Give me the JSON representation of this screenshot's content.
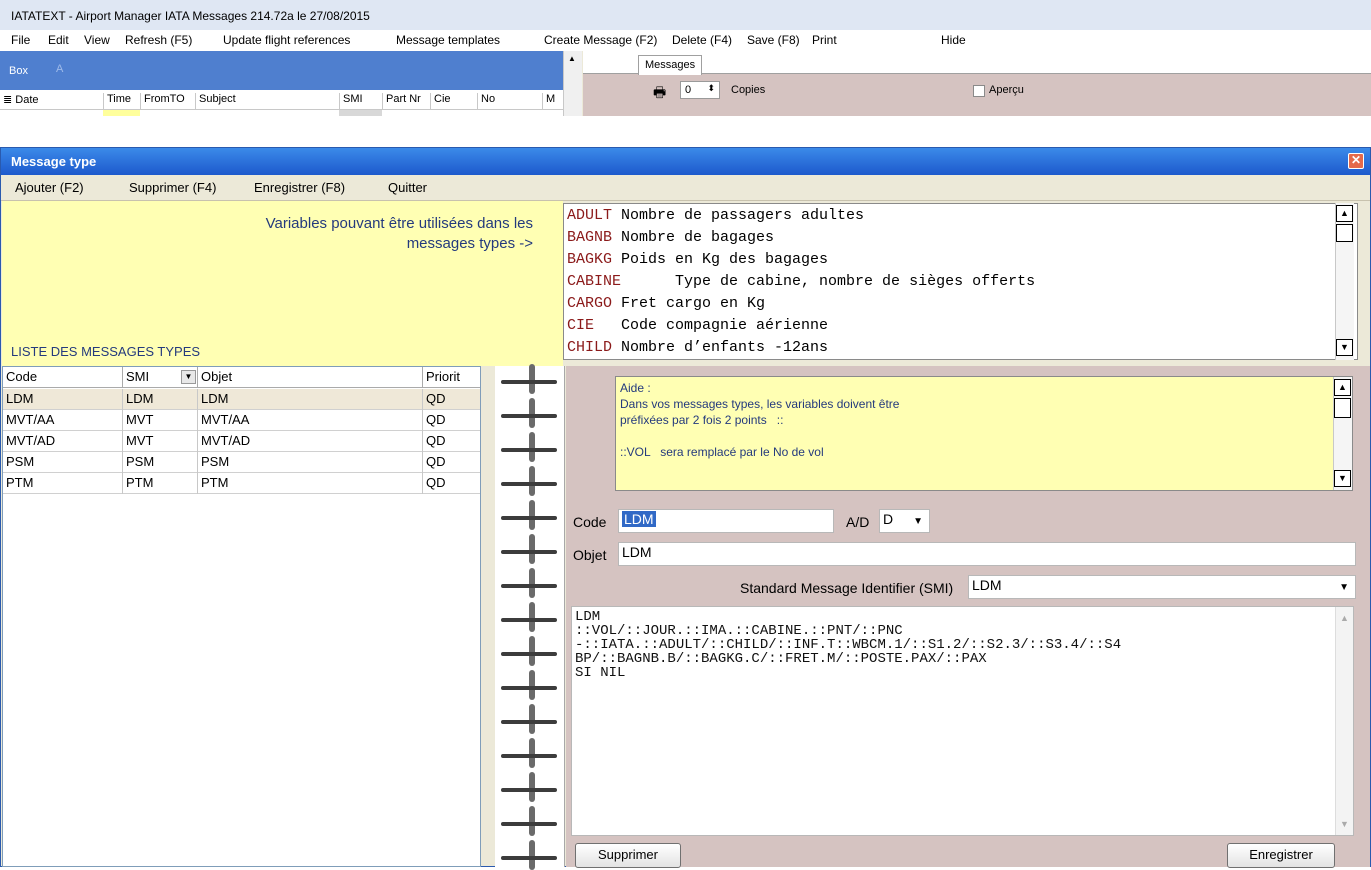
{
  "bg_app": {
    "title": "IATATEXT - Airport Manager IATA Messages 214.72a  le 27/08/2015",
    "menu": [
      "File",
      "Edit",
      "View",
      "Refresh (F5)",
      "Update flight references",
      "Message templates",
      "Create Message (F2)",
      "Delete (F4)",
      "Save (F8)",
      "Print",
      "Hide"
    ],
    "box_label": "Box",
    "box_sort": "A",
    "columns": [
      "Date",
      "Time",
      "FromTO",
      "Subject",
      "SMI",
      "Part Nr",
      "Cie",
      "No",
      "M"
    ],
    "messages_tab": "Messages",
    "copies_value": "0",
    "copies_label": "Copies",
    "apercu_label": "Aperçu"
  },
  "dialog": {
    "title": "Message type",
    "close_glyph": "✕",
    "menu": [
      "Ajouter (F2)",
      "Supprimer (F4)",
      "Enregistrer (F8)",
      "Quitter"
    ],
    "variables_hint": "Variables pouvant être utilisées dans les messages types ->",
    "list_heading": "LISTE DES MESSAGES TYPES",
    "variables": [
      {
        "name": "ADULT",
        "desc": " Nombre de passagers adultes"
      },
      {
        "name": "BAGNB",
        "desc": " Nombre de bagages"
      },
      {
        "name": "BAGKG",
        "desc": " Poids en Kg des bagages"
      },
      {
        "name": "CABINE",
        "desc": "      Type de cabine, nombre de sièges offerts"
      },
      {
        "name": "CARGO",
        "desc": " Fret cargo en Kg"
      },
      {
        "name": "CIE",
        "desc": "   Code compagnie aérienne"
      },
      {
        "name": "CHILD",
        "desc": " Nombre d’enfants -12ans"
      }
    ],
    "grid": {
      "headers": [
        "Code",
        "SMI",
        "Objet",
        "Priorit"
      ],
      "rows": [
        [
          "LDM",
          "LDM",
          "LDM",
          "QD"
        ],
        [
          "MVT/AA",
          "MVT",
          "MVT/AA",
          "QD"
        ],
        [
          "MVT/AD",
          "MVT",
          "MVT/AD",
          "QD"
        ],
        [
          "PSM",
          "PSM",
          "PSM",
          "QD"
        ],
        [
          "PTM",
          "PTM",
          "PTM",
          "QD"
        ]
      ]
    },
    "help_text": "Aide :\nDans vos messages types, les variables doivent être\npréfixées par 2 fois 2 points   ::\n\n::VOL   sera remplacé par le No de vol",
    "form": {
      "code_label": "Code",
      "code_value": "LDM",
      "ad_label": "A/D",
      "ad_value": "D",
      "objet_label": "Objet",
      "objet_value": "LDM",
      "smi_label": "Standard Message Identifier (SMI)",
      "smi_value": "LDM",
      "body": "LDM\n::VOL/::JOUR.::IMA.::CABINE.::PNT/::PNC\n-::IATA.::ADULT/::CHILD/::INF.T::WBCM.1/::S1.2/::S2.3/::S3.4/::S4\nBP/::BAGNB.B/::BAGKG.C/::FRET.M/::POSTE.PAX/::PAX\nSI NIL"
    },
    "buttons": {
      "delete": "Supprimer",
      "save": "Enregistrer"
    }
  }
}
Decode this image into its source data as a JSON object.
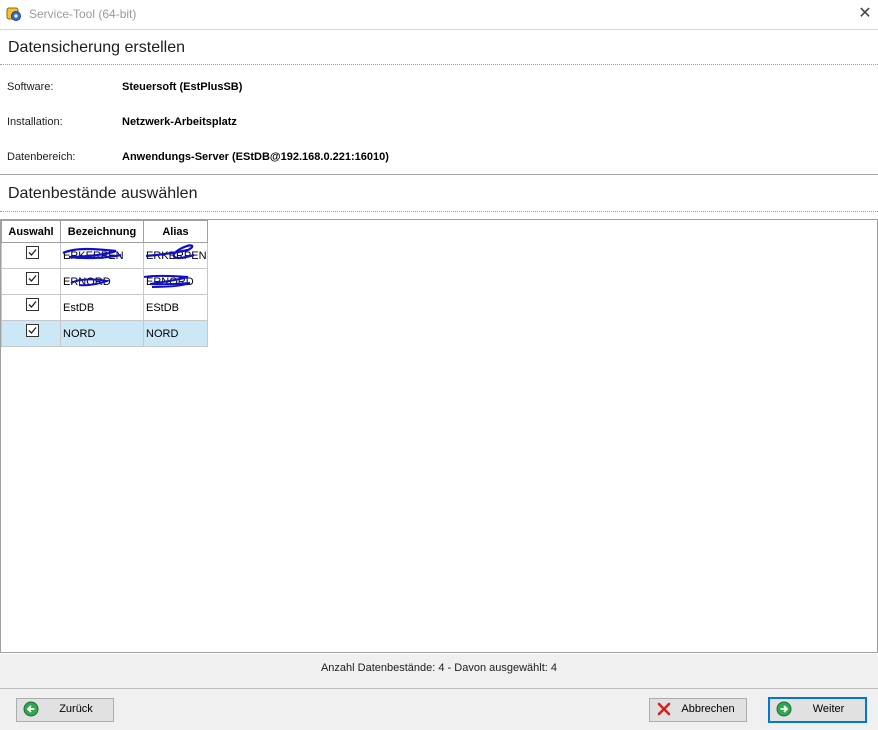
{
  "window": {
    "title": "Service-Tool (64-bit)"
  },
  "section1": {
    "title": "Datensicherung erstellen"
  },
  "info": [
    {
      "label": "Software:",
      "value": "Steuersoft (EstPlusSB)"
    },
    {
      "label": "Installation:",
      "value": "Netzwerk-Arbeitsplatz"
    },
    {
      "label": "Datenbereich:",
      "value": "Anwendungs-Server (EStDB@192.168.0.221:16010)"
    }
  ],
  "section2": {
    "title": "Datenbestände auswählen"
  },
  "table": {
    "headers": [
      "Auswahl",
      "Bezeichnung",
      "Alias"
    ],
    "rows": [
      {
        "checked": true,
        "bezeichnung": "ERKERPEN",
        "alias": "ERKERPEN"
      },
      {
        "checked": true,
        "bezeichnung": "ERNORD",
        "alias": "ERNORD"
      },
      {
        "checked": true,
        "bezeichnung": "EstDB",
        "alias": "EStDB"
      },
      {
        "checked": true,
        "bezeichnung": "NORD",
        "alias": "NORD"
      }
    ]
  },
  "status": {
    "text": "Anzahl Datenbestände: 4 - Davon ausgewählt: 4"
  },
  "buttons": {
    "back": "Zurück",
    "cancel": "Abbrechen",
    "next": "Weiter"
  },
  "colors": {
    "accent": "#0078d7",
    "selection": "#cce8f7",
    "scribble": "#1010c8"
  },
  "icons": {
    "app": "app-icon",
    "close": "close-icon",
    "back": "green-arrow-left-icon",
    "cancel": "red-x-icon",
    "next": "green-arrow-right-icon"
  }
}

=== What you need to do ===
Using the listing above, say how many of its lines contain the string "title", giving nothing but the figure.

=== Answer to this task ===
5